Data shown:

____

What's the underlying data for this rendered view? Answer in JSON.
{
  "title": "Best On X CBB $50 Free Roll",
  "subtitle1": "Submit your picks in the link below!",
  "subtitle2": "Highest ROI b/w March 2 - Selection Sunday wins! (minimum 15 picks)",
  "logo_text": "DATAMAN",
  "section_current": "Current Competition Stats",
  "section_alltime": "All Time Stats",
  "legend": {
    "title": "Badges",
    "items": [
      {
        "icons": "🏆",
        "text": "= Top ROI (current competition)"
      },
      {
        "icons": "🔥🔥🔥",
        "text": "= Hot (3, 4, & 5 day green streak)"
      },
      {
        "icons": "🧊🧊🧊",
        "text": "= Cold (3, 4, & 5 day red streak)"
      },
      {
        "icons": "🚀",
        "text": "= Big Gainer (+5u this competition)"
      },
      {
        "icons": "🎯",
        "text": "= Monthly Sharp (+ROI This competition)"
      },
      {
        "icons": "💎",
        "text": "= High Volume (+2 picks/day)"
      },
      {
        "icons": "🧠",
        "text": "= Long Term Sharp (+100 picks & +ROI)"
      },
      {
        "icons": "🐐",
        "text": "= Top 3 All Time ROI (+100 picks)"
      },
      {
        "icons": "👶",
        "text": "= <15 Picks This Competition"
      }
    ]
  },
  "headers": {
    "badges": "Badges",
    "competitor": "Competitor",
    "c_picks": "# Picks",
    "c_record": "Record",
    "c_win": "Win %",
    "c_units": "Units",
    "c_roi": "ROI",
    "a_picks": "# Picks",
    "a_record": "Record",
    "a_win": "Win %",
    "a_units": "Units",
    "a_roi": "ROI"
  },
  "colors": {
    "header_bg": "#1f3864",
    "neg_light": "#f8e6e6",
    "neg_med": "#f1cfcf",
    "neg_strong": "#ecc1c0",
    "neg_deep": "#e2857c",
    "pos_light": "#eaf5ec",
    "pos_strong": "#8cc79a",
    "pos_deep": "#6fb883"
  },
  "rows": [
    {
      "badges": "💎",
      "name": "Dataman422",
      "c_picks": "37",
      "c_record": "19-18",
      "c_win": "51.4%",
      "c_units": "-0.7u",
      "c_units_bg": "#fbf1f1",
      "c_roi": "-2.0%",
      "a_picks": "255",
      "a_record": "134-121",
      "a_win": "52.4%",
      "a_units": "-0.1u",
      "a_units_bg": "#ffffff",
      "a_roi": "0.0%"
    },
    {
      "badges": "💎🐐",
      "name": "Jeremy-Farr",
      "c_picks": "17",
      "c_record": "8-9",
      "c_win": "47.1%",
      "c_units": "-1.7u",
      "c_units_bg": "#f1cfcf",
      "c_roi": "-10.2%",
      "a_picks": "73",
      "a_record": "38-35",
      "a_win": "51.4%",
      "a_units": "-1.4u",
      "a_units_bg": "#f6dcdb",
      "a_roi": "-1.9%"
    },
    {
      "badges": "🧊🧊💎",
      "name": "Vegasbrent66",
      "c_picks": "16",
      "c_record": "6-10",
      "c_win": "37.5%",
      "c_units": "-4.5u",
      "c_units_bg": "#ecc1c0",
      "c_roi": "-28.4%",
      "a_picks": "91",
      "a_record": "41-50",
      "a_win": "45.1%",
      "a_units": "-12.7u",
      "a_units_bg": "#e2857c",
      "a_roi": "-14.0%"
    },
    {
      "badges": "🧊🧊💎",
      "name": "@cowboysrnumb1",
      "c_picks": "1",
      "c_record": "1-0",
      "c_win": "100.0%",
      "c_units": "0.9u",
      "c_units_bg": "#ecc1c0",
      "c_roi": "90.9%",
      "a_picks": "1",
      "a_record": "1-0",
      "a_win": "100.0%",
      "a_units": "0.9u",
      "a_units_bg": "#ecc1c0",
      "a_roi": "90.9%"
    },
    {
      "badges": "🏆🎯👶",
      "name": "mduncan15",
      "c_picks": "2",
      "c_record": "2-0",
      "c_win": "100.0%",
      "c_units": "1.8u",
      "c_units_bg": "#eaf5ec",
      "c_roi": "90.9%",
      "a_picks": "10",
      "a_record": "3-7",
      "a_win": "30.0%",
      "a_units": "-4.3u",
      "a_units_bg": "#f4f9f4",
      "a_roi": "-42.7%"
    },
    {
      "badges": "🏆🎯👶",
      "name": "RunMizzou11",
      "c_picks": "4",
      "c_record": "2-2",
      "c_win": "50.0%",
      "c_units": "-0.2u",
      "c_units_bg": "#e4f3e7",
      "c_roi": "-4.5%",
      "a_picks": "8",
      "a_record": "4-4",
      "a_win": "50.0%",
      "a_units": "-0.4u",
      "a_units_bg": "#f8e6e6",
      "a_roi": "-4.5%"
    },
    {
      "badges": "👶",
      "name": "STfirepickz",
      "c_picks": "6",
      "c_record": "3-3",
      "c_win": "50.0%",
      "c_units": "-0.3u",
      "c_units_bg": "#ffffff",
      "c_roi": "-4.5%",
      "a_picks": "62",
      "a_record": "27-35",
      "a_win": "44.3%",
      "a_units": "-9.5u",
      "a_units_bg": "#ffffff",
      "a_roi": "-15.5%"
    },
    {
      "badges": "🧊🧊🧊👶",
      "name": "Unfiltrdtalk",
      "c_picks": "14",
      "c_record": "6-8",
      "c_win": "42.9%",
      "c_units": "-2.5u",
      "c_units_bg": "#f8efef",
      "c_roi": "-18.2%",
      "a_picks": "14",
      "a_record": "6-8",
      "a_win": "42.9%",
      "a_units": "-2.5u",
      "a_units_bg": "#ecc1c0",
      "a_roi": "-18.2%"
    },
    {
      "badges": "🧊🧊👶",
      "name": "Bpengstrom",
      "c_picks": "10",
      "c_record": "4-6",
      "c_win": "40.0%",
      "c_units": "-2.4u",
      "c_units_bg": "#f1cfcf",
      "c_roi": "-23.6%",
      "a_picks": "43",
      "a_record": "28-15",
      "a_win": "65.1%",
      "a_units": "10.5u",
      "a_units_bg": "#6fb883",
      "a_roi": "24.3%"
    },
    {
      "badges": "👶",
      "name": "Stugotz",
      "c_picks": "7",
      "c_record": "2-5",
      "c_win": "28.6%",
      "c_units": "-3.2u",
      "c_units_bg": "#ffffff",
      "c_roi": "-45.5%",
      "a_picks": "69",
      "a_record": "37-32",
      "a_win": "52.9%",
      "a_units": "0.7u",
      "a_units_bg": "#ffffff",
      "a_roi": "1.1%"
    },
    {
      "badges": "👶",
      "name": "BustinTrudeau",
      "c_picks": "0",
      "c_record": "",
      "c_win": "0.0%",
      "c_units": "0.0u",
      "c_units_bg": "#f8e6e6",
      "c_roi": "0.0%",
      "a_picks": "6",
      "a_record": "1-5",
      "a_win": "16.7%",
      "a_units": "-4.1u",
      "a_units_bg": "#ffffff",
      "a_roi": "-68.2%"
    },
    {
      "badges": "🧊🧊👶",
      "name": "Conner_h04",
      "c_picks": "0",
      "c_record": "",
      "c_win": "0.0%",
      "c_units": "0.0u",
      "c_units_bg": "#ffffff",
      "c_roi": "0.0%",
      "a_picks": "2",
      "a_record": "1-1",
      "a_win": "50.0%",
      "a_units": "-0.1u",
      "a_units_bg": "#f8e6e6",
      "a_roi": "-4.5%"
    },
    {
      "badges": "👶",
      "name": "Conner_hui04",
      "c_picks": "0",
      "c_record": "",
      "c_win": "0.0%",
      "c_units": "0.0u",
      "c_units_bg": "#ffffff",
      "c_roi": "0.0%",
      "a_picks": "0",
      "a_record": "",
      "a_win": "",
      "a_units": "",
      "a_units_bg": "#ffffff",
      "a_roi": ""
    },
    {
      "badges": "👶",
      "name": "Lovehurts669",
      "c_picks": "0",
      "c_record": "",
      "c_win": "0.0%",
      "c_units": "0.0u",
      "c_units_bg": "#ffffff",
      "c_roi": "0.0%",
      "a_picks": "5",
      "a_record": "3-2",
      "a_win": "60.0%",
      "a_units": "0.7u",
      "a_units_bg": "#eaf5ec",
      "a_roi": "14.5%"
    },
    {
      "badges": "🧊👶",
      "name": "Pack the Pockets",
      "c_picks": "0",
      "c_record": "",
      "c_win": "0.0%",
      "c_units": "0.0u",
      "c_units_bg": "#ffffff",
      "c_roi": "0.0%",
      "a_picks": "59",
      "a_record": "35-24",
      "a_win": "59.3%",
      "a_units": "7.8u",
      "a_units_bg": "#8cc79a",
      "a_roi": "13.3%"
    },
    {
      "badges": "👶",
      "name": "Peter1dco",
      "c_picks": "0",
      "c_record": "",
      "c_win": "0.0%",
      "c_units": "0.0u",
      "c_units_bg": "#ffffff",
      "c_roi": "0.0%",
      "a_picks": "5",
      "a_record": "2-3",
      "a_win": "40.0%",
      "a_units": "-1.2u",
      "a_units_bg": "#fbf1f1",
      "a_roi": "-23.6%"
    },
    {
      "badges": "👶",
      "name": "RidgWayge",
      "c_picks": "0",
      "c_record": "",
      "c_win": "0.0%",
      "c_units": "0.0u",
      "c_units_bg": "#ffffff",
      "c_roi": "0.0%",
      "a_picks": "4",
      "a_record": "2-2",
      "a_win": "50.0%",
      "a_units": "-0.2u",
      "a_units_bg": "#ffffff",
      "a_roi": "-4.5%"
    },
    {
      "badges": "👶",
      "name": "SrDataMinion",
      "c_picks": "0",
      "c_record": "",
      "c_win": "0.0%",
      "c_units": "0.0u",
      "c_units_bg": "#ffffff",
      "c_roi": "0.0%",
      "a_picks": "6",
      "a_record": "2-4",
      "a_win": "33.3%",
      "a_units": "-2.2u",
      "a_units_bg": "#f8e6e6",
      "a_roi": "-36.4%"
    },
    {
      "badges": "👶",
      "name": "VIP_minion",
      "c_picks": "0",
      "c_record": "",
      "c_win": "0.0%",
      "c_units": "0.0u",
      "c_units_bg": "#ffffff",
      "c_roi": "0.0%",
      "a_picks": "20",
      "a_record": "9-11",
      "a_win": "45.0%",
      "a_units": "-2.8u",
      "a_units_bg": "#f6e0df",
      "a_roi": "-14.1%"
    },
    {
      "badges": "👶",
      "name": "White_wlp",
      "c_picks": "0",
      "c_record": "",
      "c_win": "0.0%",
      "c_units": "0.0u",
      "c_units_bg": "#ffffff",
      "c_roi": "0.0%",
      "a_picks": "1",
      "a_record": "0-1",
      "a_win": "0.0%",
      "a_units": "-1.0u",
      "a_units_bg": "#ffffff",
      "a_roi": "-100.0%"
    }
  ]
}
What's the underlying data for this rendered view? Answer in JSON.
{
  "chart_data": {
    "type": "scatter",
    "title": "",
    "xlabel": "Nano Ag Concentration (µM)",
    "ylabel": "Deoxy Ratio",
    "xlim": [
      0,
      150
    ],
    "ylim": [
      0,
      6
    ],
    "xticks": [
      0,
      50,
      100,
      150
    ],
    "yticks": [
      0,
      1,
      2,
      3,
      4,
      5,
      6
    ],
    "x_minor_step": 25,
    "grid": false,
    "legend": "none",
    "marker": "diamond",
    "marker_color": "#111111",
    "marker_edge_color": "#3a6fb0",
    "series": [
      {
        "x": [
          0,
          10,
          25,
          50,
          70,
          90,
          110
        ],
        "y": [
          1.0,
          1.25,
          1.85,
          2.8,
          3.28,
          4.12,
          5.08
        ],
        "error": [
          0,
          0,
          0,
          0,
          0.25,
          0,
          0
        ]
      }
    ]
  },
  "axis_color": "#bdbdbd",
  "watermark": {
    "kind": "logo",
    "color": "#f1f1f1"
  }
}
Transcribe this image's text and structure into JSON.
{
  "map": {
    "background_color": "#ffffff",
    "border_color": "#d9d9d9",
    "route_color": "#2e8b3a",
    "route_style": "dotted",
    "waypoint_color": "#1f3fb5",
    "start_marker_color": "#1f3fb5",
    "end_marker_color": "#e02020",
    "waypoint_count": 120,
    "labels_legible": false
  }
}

____

Task brief: Exactly reproduce the lines beginning with the one that contains "Transcribe this image's" and ending with the last line of the material, both included. Leave out everything else.

Solution to the exercise:
Transcribe this image's text and structure into JSON.
{
  "map": {
    "background_color": "#ffffff",
    "border_color": "#d9d9d9",
    "route_color": "#2e8b3a",
    "route_style": "dotted",
    "waypoint_color": "#1f3fb5",
    "start_marker_color": "#1f3fb5",
    "end_marker_color": "#e02020",
    "waypoint_count": 120,
    "labels_legible": false
  }
}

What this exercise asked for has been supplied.